**MATERIAL FOR THIS EXERCISE:**

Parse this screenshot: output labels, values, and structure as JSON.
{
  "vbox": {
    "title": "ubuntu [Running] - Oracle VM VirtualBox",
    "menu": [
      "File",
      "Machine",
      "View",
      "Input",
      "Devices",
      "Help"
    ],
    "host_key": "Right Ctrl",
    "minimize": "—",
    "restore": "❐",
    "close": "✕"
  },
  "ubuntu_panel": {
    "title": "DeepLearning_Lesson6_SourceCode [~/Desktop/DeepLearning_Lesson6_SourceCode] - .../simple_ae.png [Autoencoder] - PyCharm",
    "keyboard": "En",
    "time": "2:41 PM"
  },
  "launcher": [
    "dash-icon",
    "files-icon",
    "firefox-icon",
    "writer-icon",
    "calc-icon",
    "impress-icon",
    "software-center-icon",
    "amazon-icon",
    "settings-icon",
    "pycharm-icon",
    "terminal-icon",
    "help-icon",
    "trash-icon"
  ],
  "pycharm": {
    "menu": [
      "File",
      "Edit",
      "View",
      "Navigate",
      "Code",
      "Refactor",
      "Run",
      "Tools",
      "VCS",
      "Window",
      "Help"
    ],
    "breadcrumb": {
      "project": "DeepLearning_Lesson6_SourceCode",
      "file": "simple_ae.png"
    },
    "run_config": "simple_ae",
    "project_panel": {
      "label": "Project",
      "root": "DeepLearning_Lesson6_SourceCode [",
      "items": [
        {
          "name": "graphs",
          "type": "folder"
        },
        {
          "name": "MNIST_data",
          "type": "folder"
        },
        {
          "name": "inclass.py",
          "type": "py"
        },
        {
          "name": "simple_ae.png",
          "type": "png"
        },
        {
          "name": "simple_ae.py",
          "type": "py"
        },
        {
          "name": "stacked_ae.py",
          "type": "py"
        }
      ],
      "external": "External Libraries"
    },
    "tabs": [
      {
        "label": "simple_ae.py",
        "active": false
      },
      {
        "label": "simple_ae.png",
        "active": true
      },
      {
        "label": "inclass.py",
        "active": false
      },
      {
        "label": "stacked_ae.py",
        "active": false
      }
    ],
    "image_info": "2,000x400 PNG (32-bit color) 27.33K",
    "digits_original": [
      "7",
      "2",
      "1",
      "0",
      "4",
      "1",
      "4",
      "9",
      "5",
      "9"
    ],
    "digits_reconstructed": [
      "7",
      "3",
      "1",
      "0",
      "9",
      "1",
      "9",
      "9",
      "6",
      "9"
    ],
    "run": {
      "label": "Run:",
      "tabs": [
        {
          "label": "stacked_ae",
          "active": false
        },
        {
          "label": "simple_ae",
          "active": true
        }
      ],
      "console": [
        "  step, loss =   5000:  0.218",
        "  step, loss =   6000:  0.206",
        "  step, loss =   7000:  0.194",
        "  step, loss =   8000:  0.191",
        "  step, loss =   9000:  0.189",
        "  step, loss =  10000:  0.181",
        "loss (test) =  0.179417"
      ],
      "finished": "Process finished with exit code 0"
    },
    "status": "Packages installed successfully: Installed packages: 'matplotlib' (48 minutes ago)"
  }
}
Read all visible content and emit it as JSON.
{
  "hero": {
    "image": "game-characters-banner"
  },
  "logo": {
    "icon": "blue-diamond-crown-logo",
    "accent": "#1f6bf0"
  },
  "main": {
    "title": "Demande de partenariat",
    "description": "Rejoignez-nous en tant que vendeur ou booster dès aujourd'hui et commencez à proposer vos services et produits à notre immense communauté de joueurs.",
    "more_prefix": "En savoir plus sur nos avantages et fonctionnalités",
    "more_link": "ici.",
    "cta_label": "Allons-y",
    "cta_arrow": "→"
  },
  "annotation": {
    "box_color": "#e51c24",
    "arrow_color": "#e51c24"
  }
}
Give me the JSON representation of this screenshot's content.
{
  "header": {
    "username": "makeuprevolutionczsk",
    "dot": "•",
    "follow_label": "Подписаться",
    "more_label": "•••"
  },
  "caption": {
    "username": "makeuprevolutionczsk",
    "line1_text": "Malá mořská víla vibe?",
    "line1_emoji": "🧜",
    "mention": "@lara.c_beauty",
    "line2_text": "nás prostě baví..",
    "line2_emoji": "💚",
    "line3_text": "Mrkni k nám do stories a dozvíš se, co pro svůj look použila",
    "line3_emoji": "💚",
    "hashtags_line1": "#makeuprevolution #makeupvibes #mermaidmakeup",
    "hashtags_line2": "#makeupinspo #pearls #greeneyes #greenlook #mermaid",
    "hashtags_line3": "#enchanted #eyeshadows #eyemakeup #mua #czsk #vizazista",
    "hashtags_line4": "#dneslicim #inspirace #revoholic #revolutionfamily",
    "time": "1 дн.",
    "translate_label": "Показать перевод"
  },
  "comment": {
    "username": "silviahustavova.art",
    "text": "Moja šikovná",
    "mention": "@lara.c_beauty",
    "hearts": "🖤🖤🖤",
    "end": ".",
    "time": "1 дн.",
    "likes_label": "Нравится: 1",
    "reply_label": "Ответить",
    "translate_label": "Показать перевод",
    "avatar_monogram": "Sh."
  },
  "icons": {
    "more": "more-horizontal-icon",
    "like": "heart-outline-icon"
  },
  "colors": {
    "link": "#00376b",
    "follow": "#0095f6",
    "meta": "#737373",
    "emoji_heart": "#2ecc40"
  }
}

**YOUR TASK:** Recopy the entries above exactly, with every line included.

**OUTPUT OF THE TASK:**
Parse this screenshot: output labels, values, and structure as JSON.
{
  "vbox": {
    "title": "ubuntu [Running] - Oracle VM VirtualBox",
    "menu": [
      "File",
      "Machine",
      "View",
      "Input",
      "Devices",
      "Help"
    ],
    "host_key": "Right Ctrl",
    "minimize": "—",
    "restore": "❐",
    "close": "✕"
  },
  "ubuntu_panel": {
    "title": "DeepLearning_Lesson6_SourceCode [~/Desktop/DeepLearning_Lesson6_SourceCode] - .../simple_ae.png [Autoencoder] - PyCharm",
    "keyboard": "En",
    "time": "2:41 PM"
  },
  "launcher": [
    "dash-icon",
    "files-icon",
    "firefox-icon",
    "writer-icon",
    "calc-icon",
    "impress-icon",
    "software-center-icon",
    "amazon-icon",
    "settings-icon",
    "pycharm-icon",
    "terminal-icon",
    "help-icon",
    "trash-icon"
  ],
  "pycharm": {
    "menu": [
      "File",
      "Edit",
      "View",
      "Navigate",
      "Code",
      "Refactor",
      "Run",
      "Tools",
      "VCS",
      "Window",
      "Help"
    ],
    "breadcrumb": {
      "project": "DeepLearning_Lesson6_SourceCode",
      "file": "simple_ae.png"
    },
    "run_config": "simple_ae",
    "project_panel": {
      "label": "Project",
      "root": "DeepLearning_Lesson6_SourceCode [",
      "items": [
        {
          "name": "graphs",
          "type": "folder"
        },
        {
          "name": "MNIST_data",
          "type": "folder"
        },
        {
          "name": "inclass.py",
          "type": "py"
        },
        {
          "name": "simple_ae.png",
          "type": "png"
        },
        {
          "name": "simple_ae.py",
          "type": "py"
        },
        {
          "name": "stacked_ae.py",
          "type": "py"
        }
      ],
      "external": "External Libraries"
    },
    "tabs": [
      {
        "label": "simple_ae.py",
        "active": false
      },
      {
        "label": "simple_ae.png",
        "active": true
      },
      {
        "label": "inclass.py",
        "active": false
      },
      {
        "label": "stacked_ae.py",
        "active": false
      }
    ],
    "image_info": "2,000x400 PNG (32-bit color) 27.33K",
    "digits_original": [
      "7",
      "2",
      "1",
      "0",
      "4",
      "1",
      "4",
      "9",
      "5",
      "9"
    ],
    "digits_reconstructed": [
      "7",
      "3",
      "1",
      "0",
      "9",
      "1",
      "9",
      "9",
      "6",
      "9"
    ],
    "run": {
      "label": "Run:",
      "tabs": [
        {
          "label": "stacked_ae",
          "active": false
        },
        {
          "label": "simple_ae",
          "active": true
        }
      ],
      "console": [
        "  step, loss =   5000:  0.218",
        "  step, loss =   6000:  0.206",
        "  step, loss =   7000:  0.194",
        "  step, loss =   8000:  0.191",
        "  step, loss =   9000:  0.189",
        "  step, loss =  10000:  0.181",
        "loss (test) =  0.179417"
      ],
      "finished": "Process finished with exit code 0"
    },
    "status": "Packages installed successfully: Installed packages: 'matplotlib' (48 minutes ago)"
  }
}
Read all visible content and emit it as JSON.
{
  "hero": {
    "image": "game-characters-banner"
  },
  "logo": {
    "icon": "blue-diamond-crown-logo",
    "accent": "#1f6bf0"
  },
  "main": {
    "title": "Demande de partenariat",
    "description": "Rejoignez-nous en tant que vendeur ou booster dès aujourd'hui et commencez à proposer vos services et produits à notre immense communauté de joueurs.",
    "more_prefix": "En savoir plus sur nos avantages et fonctionnalités",
    "more_link": "ici.",
    "cta_label": "Allons-y",
    "cta_arrow": "→"
  },
  "annotation": {
    "box_color": "#e51c24",
    "arrow_color": "#e51c24"
  }
}
Give me the JSON representation of this screenshot's content.
{
  "header": {
    "username": "makeuprevolutionczsk",
    "dot": "•",
    "follow_label": "Подписаться",
    "more_label": "•••"
  },
  "caption": {
    "username": "makeuprevolutionczsk",
    "line1_text": "Malá mořská víla vibe?",
    "line1_emoji": "🧜",
    "mention": "@lara.c_beauty",
    "line2_text": "nás prostě baví..",
    "line2_emoji": "💚",
    "line3_text": "Mrkni k nám do stories a dozvíš se, co pro svůj look použila",
    "line3_emoji": "💚",
    "hashtags_line1": "#makeuprevolution #makeupvibes #mermaidmakeup",
    "hashtags_line2": "#makeupinspo #pearls #greeneyes #greenlook #mermaid",
    "hashtags_line3": "#enchanted #eyeshadows #eyemakeup #mua #czsk #vizazista",
    "hashtags_line4": "#dneslicim #inspirace #revoholic #revolutionfamily",
    "time": "1 дн.",
    "translate_label": "Показать перевод"
  },
  "comment": {
    "username": "silviahustavova.art",
    "text": "Moja šikovná",
    "mention": "@lara.c_beauty",
    "hearts": "🖤🖤🖤",
    "end": ".",
    "time": "1 дн.",
    "likes_label": "Нравится: 1",
    "reply_label": "Ответить",
    "translate_label": "Показать перевод",
    "avatar_monogram": "Sh."
  },
  "icons": {
    "more": "more-horizontal-icon",
    "like": "heart-outline-icon"
  },
  "colors": {
    "link": "#00376b",
    "follow": "#0095f6",
    "meta": "#737373",
    "emoji_heart": "#2ecc40"
  }
}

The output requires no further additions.